— Required task —
Report only the number of lines holding "content".

[Data records]
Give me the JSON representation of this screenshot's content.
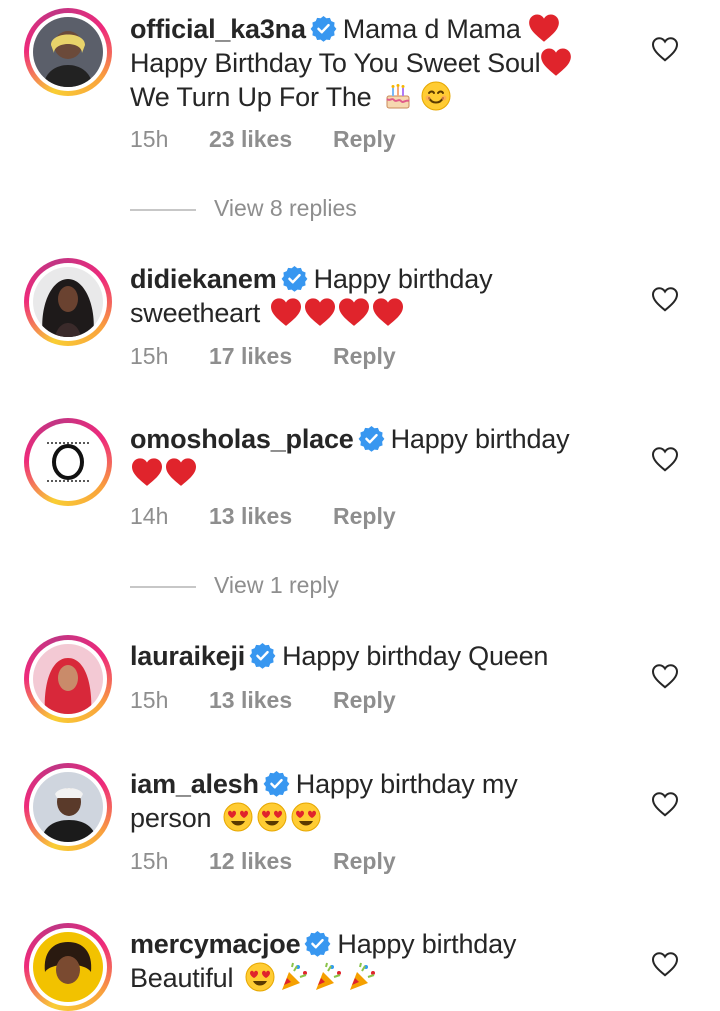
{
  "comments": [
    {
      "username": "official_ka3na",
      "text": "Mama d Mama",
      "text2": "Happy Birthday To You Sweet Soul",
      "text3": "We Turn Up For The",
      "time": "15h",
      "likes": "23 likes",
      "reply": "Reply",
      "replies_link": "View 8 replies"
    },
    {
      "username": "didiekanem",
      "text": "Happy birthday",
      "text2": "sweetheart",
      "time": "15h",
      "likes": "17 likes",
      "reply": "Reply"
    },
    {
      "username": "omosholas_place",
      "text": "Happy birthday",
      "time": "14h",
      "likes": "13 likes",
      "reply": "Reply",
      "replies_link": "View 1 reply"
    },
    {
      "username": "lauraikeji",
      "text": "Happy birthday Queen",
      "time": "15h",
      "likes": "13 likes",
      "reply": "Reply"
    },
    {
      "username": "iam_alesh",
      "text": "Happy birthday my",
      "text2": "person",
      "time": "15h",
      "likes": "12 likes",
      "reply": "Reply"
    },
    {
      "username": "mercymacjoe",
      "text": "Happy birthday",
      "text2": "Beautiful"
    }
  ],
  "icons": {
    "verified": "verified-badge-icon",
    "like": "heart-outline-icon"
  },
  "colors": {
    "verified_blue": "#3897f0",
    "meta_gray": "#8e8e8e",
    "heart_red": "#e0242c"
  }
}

--

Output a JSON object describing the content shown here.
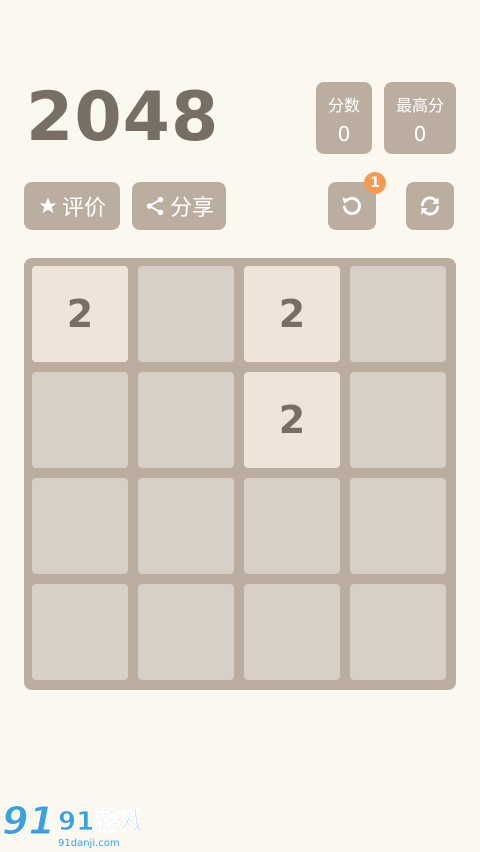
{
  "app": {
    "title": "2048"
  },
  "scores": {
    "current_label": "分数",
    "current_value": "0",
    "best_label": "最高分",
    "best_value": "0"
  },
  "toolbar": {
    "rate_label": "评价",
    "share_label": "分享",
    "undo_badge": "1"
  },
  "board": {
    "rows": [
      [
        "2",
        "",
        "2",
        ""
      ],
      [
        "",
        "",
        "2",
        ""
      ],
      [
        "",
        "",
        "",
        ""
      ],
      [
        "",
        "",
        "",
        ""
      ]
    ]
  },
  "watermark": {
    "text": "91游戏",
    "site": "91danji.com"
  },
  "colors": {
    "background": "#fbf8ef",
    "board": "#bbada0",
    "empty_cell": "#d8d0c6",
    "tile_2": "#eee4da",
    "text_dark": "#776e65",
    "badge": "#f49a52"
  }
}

--

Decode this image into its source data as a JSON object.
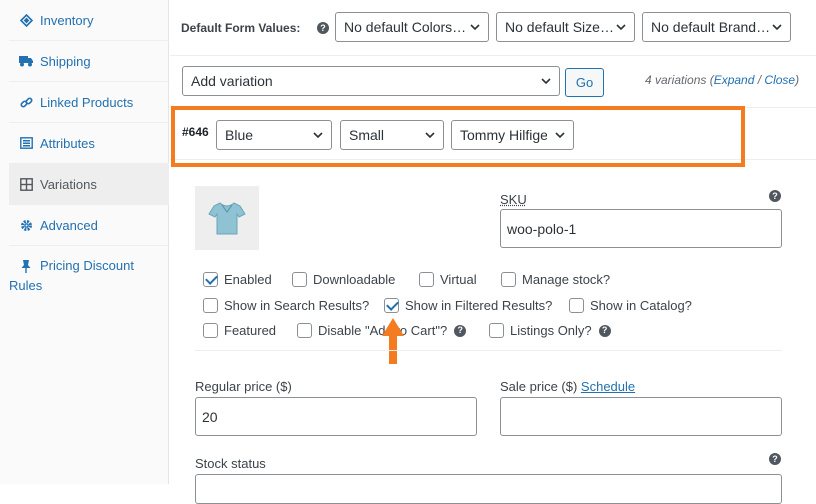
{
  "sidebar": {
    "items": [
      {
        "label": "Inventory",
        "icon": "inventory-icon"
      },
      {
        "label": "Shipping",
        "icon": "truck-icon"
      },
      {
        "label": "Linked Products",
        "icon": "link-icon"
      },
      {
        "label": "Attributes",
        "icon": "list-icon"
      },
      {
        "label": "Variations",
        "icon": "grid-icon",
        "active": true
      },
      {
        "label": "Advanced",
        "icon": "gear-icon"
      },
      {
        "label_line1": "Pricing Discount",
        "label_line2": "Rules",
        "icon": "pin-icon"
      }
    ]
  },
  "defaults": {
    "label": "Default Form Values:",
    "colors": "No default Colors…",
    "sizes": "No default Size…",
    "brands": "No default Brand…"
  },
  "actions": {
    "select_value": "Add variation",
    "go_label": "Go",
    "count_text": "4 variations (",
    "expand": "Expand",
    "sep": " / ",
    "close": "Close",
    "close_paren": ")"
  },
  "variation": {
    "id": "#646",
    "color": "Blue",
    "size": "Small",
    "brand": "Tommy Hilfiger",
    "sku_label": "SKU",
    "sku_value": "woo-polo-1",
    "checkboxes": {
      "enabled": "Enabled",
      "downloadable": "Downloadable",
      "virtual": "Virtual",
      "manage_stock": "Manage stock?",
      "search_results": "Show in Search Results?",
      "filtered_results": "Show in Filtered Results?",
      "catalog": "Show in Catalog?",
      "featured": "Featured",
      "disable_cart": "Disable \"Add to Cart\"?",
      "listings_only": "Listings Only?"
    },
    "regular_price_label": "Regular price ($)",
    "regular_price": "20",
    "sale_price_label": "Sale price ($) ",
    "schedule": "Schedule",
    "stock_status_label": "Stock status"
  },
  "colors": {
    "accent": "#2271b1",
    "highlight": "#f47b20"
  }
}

— Full solution —
2